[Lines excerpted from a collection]

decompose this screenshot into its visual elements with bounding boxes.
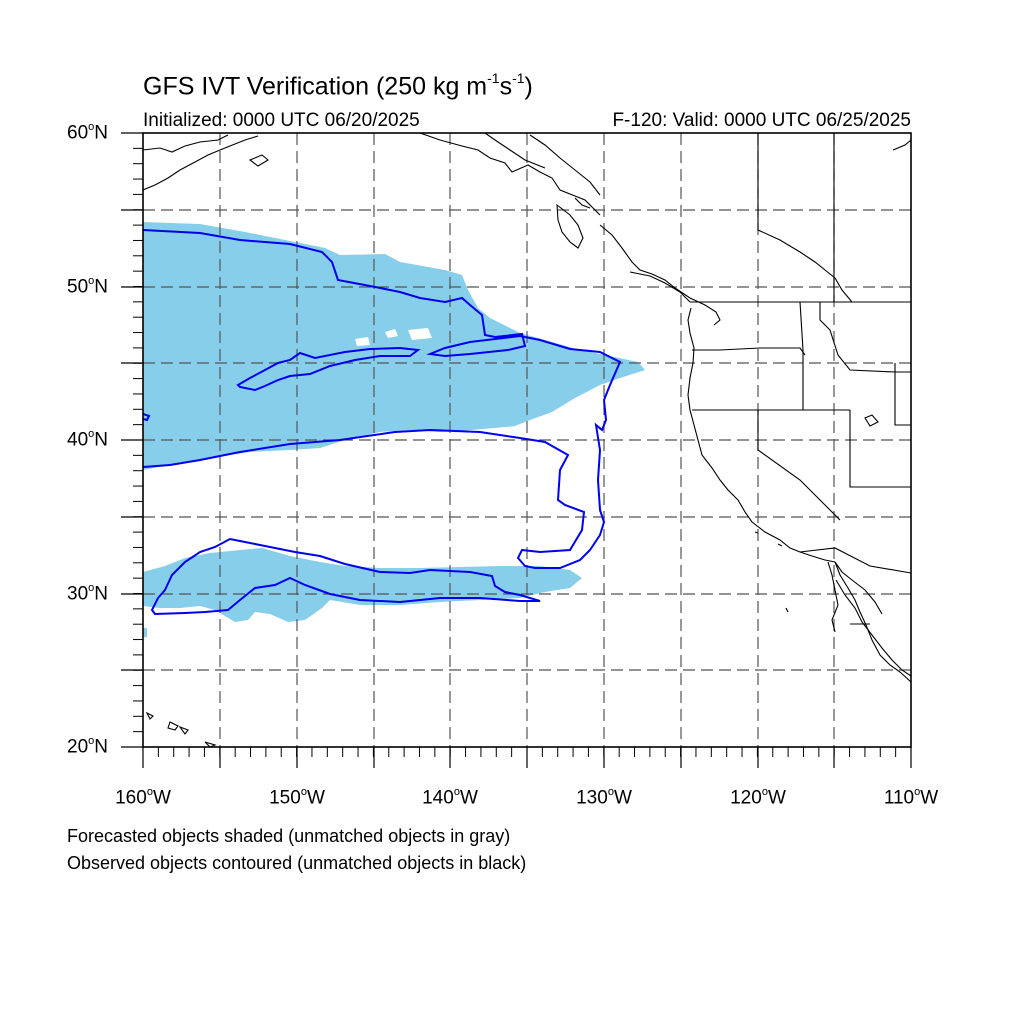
- lat-label-40n: 40oN: [67, 428, 108, 451]
- lat-label-50n: 50oN: [67, 275, 108, 298]
- forecast-object-north: [143, 222, 645, 470]
- lon-label-130w: 130oW: [576, 786, 632, 809]
- forecast-objects: [143, 222, 645, 637]
- observed-object-edge: [143, 413, 151, 422]
- forecast-note: Forecasted objects shaded (unmatched obj…: [67, 826, 511, 846]
- lon-label-110w: 110oW: [883, 786, 939, 809]
- observed-note: Observed objects contoured (unmatched ob…: [67, 853, 527, 873]
- forecast-object-fragment: [143, 628, 147, 637]
- forecast-object-gaps: [355, 328, 432, 346]
- lon-label-120w: 120oW: [730, 786, 786, 809]
- lat-label-20n: 20oN: [67, 735, 108, 758]
- coastlines: [143, 133, 911, 747]
- plot-title: GFS IVT Verification (250 kg m-1s-1): [143, 70, 533, 101]
- lon-label-140w: 140oW: [422, 786, 478, 809]
- observed-object-south: [150, 537, 541, 616]
- lat-label-60n: 60oN: [67, 121, 108, 144]
- valid-time-label: F-120: Valid: 0000 UTC 06/25/2025: [612, 110, 911, 131]
- observed-object-north: [143, 229, 622, 569]
- observed-object-band: [236, 346, 421, 392]
- lon-label-150w: 150oW: [269, 786, 325, 809]
- forecast-object-south: [143, 548, 582, 622]
- initialized-label: Initialized: 0000 UTC 06/20/2025: [143, 110, 420, 131]
- observed-objects: [143, 229, 622, 616]
- minor-ticks: [133, 132, 912, 757]
- lon-label-160w: 160oW: [115, 786, 171, 809]
- lat-label-30n: 30oN: [67, 582, 108, 605]
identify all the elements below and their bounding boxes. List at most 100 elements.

Directive
Rewrite all of the lines above as a numbered list, skipping any blank lines and leaving out the pictures.

Completed task
1. decompose this screenshot into its visual elements with bounding boxes.
2. - lat-label-40n: 40oN: [67, 428, 108, 451]
3. - lat-label-50n: 50oN: [67, 275, 108, 298]
4. - forecast-object-north: [143, 222, 645, 470]
5. - lon-label-130w: 130oW: [576, 786, 632, 809]
6. - forecast-objects: [143, 222, 645, 637]
7. - observed-object-edge: [143, 413, 151, 422]
8. - forecast-note: Forecasted objects shaded (unmatched obj…: [67, 826, 511, 846]
9. - lon-label-110w: 110oW: [883, 786, 939, 809]
10. - observed-note: Observed objects contoured (unmatched ob…: [67, 853, 527, 873]
11. - forecast-object-fragment: [143, 628, 147, 637]
12. - forecast-object-gaps: [355, 328, 432, 346]
13. - lon-label-120w: 120oW: [730, 786, 786, 809]
14. - lat-label-20n: 20oN: [67, 735, 108, 758]
15. - coastlines: [143, 133, 911, 747]
16. - plot-title: GFS IVT Verification (250 kg m-1s-1): [143, 70, 533, 101]
17. - lon-label-140w: 140oW: [422, 786, 478, 809]
18. - observed-object-south: [150, 537, 541, 616]
19. - lat-label-60n: 60oN: [67, 121, 108, 144]
20. - valid-time-label: F-120: Valid: 0000 UTC 06/25/2025: [612, 110, 911, 131]
21. - observed-object-north: [143, 229, 622, 569]
22. - observed-object-band: [236, 346, 421, 392]
23. - lon-label-150w: 150oW: [269, 786, 325, 809]
24. - forecast-object-south: [143, 548, 582, 622]
25. - initialized-label: Initialized: 0000 UTC 06/20/2025: [143, 110, 420, 131]
26. - observed-objects: [143, 229, 622, 616]
27. - minor-ticks: [133, 132, 912, 757]
28. - lon-label-160w: 160oW: [115, 786, 171, 809]
29. - lat-label-30n: 30oN: [67, 582, 108, 605]
30. identify all the elements below and their bounding boxes. List at most 100 elements.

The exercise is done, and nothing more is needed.